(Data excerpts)

━━━

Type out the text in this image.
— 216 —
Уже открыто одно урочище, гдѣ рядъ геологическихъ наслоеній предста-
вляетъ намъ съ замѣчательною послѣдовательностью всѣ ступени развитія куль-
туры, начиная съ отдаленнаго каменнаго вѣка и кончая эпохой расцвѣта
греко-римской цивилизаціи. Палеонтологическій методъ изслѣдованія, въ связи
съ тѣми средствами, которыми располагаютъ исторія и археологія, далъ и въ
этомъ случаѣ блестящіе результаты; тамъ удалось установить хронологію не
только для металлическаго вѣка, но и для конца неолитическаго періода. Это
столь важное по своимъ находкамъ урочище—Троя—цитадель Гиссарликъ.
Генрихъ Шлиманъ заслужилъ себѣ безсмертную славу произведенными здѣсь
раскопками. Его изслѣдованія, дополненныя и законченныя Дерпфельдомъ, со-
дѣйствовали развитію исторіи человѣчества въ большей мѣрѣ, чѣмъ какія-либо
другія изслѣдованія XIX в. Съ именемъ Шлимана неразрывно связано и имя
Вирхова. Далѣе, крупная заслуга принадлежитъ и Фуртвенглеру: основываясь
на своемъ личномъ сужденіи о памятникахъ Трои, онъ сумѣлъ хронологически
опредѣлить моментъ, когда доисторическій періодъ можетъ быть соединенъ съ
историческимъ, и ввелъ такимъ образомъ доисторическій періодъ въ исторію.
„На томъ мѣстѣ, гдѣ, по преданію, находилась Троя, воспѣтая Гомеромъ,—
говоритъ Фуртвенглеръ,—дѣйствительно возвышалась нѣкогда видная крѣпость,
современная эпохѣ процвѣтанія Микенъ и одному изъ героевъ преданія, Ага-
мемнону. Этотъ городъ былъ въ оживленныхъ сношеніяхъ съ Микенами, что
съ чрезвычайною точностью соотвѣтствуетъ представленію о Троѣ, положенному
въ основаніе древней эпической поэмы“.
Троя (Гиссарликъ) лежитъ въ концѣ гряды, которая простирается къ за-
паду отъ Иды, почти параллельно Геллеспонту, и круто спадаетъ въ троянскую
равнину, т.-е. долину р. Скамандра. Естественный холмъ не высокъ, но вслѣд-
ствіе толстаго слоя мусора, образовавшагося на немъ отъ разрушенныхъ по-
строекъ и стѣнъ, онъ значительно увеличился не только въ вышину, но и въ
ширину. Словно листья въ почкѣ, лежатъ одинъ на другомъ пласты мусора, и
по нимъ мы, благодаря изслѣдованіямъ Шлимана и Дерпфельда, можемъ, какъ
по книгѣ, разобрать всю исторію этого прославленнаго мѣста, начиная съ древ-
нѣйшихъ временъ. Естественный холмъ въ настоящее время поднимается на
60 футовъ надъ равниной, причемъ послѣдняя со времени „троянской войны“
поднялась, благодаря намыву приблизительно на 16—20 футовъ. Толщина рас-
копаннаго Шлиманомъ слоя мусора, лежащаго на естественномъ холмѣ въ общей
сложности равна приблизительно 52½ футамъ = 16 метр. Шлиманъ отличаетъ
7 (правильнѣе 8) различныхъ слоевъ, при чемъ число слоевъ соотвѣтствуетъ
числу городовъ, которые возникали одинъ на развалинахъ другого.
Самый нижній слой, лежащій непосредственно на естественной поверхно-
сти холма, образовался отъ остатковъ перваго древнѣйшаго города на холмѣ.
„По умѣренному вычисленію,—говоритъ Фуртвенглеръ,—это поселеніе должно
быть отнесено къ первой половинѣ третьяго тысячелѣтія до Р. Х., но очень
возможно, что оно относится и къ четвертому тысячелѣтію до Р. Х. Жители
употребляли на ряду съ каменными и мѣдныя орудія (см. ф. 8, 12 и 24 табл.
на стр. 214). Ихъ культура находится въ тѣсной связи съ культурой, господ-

━━━

Short exercise:
Looking at the material above, count the lines that hold "Фуртвенглеръ" and give the total alone.

Solution to the problem:
2